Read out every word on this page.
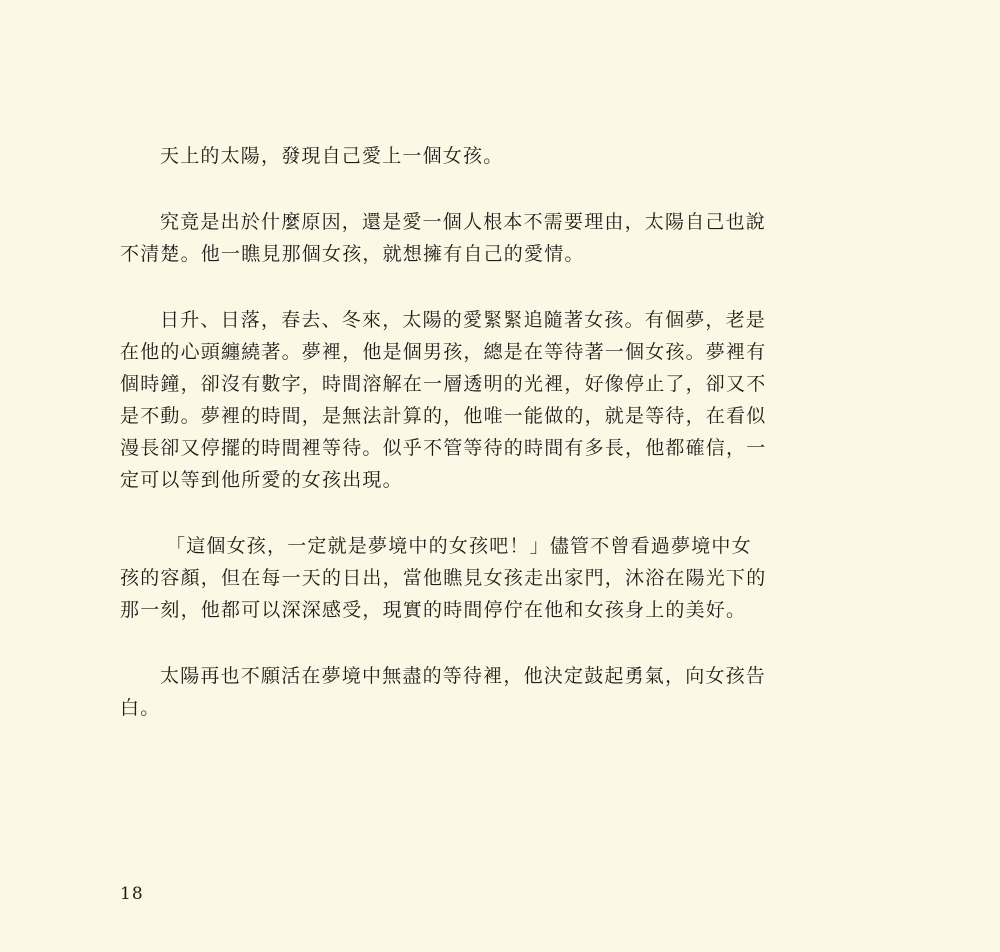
天上的太陽，發現自己愛上一個女孩。

究竟是出於什麼原因，還是愛一個人根本不需要理由，太陽自己也說不清楚。他一瞧見那個女孩，就想擁有自己的愛情。

日升、日落，春去、冬來，太陽的愛緊緊追隨著女孩。有個夢，老是在他的心頭纏繞著。夢裡，他是個男孩，總是在等待著一個女孩。夢裡有個時鐘，卻沒有數字，時間溶解在一層透明的光裡，好像停止了，卻又不是不動。夢裡的時間，是無法計算的，他唯一能做的，就是等待，在看似漫長卻又停擺的時間裡等待。似乎不管等待的時間有多長，他都確信，一定可以等到他所愛的女孩出現。

「這個女孩，一定就是夢境中的女孩吧！」儘管不曾看過夢境中女孩的容顏，但在每一天的日出，當他瞧見女孩走出家門，沐浴在陽光下的那一刻，他都可以深深感受，現實的時間停佇在他和女孩身上的美好。

太陽再也不願活在夢境中無盡的等待裡，他決定鼓起勇氣，向女孩告白。

18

++++++++

Repeat the records in full, exactly as they appear, without the pictures.

Read out every word on this page.
天上的太陽，發現自己愛上一個女孩。

究竟是出於什麼原因，還是愛一個人根本不需要理由，太陽自己也說不清楚。他一瞧見那個女孩，就想擁有自己的愛情。

日升、日落，春去、冬來，太陽的愛緊緊追隨著女孩。有個夢，老是在他的心頭纏繞著。夢裡，他是個男孩，總是在等待著一個女孩。夢裡有個時鐘，卻沒有數字，時間溶解在一層透明的光裡，好像停止了，卻又不是不動。夢裡的時間，是無法計算的，他唯一能做的，就是等待，在看似漫長卻又停擺的時間裡等待。似乎不管等待的時間有多長，他都確信，一定可以等到他所愛的女孩出現。

「這個女孩，一定就是夢境中的女孩吧！」儘管不曾看過夢境中女孩的容顏，但在每一天的日出，當他瞧見女孩走出家門，沐浴在陽光下的那一刻，他都可以深深感受，現實的時間停佇在他和女孩身上的美好。

太陽再也不願活在夢境中無盡的等待裡，他決定鼓起勇氣，向女孩告白。

18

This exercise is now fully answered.